**What to produce**.
Which lines hold the word "Biggest"? Copy each of them.

(Items from a data source)
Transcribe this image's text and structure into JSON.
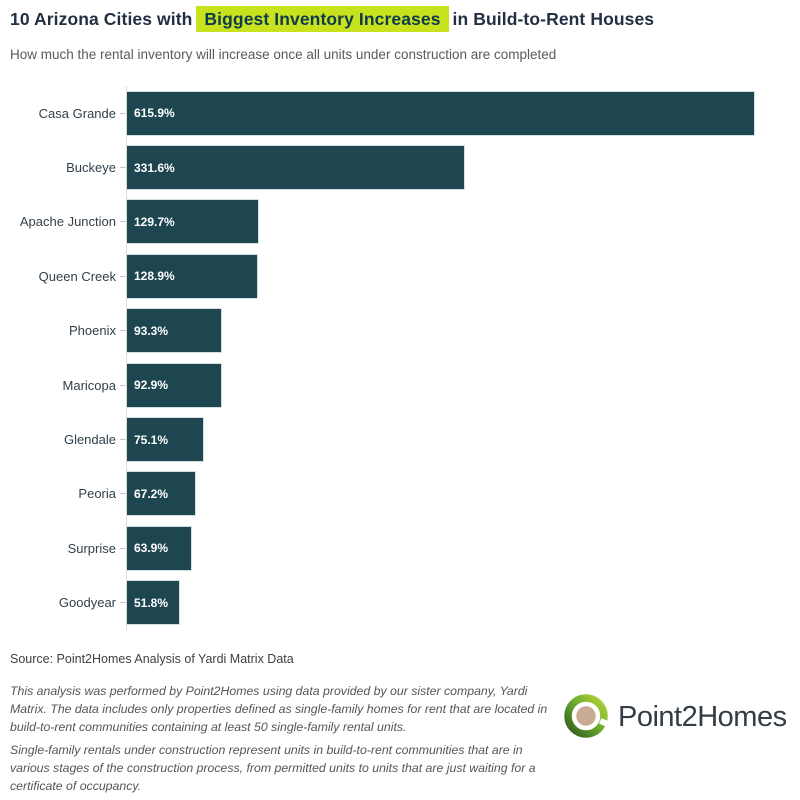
{
  "header": {
    "title_prefix": "10 Arizona Cities with",
    "title_highlight": "Biggest Inventory Increases",
    "title_suffix": "in Build-to-Rent Houses",
    "subtitle": "How much the rental inventory will increase once all units under construction are completed"
  },
  "chart_data": {
    "type": "bar",
    "orientation": "horizontal",
    "title": "10 Arizona Cities with Biggest Inventory Increases in Build-to-Rent Houses",
    "subtitle": "How much the rental inventory will increase once all units under construction are completed",
    "categories": [
      "Casa Grande",
      "Buckeye",
      "Apache Junction",
      "Queen Creek",
      "Phoenix",
      "Maricopa",
      "Glendale",
      "Peoria",
      "Surprise",
      "Goodyear"
    ],
    "values": [
      615.9,
      331.6,
      129.7,
      128.9,
      93.3,
      92.9,
      75.1,
      67.2,
      63.9,
      51.8
    ],
    "value_labels": [
      "615.9%",
      "331.6%",
      "129.7%",
      "128.9%",
      "93.3%",
      "92.9%",
      "75.1%",
      "67.2%",
      "63.9%",
      "51.8%"
    ],
    "xlabel": "",
    "ylabel": "",
    "xlim": [
      0,
      630
    ],
    "grid": false,
    "legend": false,
    "unit": "%"
  },
  "footer": {
    "source": "Source: Point2Homes Analysis of Yardi Matrix Data",
    "note1": "This analysis was performed by Point2Homes using data provided by our sister company, Yardi Matrix. The data includes only properties defined as single-family homes for rent that are located in build-to-rent communities containing at least 50 single-family rental units.",
    "note2": "Single-family rentals under construction represent units in build-to-rent communities that are in various stages of the construction process, from permitted units to units that are just waiting for a certificate of occupancy."
  },
  "logo": {
    "text": "Point2Homes"
  },
  "colors": {
    "bar": "#1e4651",
    "highlight_bg": "#c8e31e",
    "highlight_text": "#0f3a4c",
    "title_text": "#223042",
    "bar_value_text": "#ffffff",
    "logo_green_light": "#b8d435",
    "logo_green_dark": "#2f5b1e",
    "logo_center_tan": "#c7ab93"
  }
}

**Task answer**.
    "title_highlight": "Biggest Inventory Increases",
    "title": "10 Arizona Cities with Biggest Inventory Increases in Build-to-Rent Houses",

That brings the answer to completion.